• [WHAT IS REQUIRED] The listing below should be copied in full, word for word.

Records excerpted from a collection:
================================

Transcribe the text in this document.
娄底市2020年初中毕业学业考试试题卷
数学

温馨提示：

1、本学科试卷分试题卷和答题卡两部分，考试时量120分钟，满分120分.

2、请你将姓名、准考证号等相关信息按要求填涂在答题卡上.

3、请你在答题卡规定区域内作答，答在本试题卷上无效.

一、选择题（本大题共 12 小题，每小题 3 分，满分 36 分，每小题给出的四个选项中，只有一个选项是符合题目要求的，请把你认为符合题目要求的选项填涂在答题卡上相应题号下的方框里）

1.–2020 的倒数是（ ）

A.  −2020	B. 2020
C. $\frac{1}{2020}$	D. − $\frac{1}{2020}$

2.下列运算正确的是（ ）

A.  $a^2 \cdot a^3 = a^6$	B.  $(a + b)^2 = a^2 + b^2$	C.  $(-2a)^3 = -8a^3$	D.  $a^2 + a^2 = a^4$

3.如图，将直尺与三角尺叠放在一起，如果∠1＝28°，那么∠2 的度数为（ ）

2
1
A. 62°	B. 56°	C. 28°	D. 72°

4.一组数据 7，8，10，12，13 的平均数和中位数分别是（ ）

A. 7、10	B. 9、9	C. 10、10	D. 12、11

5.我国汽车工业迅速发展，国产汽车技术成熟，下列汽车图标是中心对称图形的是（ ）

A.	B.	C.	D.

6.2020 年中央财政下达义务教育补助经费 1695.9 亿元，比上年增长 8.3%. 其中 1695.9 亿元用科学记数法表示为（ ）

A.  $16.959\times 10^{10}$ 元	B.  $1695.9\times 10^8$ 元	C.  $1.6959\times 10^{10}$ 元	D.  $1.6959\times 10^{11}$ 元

================================

• [RESULT FOR THIS EXERCISE]
Transcribe the text in this document.
娄底市2020年初中毕业学业考试试题卷
数学

温馨提示：

1、本学科试卷分试题卷和答题卡两部分，考试时量120分钟，满分120分.

2、请你将姓名、准考证号等相关信息按要求填涂在答题卡上.

3、请你在答题卡规定区域内作答，答在本试题卷上无效.

一、选择题（本大题共 12 小题，每小题 3 分，满分 36 分，每小题给出的四个选项中，只有一个选项是符合题目要求的，请把你认为符合题目要求的选项填涂在答题卡上相应题号下的方框里）

1.–2020 的倒数是（ ）

A.  −2020	B. 2020
C. $\frac{1}{2020}$	D. − $\frac{1}{2020}$

2.下列运算正确的是（ ）

A.  $a^2 \cdot a^3 = a^6$	B.  $(a + b)^2 = a^2 + b^2$	C.  $(-2a)^3 = -8a^3$	D.  $a^2 + a^2 = a^4$

3.如图，将直尺与三角尺叠放在一起，如果∠1＝28°，那么∠2 的度数为（ ）

2
1
A. 62°	B. 56°	C. 28°	D. 72°

4.一组数据 7，8，10，12，13 的平均数和中位数分别是（ ）

A. 7、10	B. 9、9	C. 10、10	D. 12、11

5.我国汽车工业迅速发展，国产汽车技术成熟，下列汽车图标是中心对称图形的是（ ）

A.	B.	C.	D.

6.2020 年中央财政下达义务教育补助经费 1695.9 亿元，比上年增长 8.3%. 其中 1695.9 亿元用科学记数法表示为（ ）

A.  $16.959\times 10^{10}$ 元	B.  $1695.9\times 10^8$ 元	C.  $1.6959\times 10^{10}$ 元	D.  $1.6959\times 10^{11}$ 元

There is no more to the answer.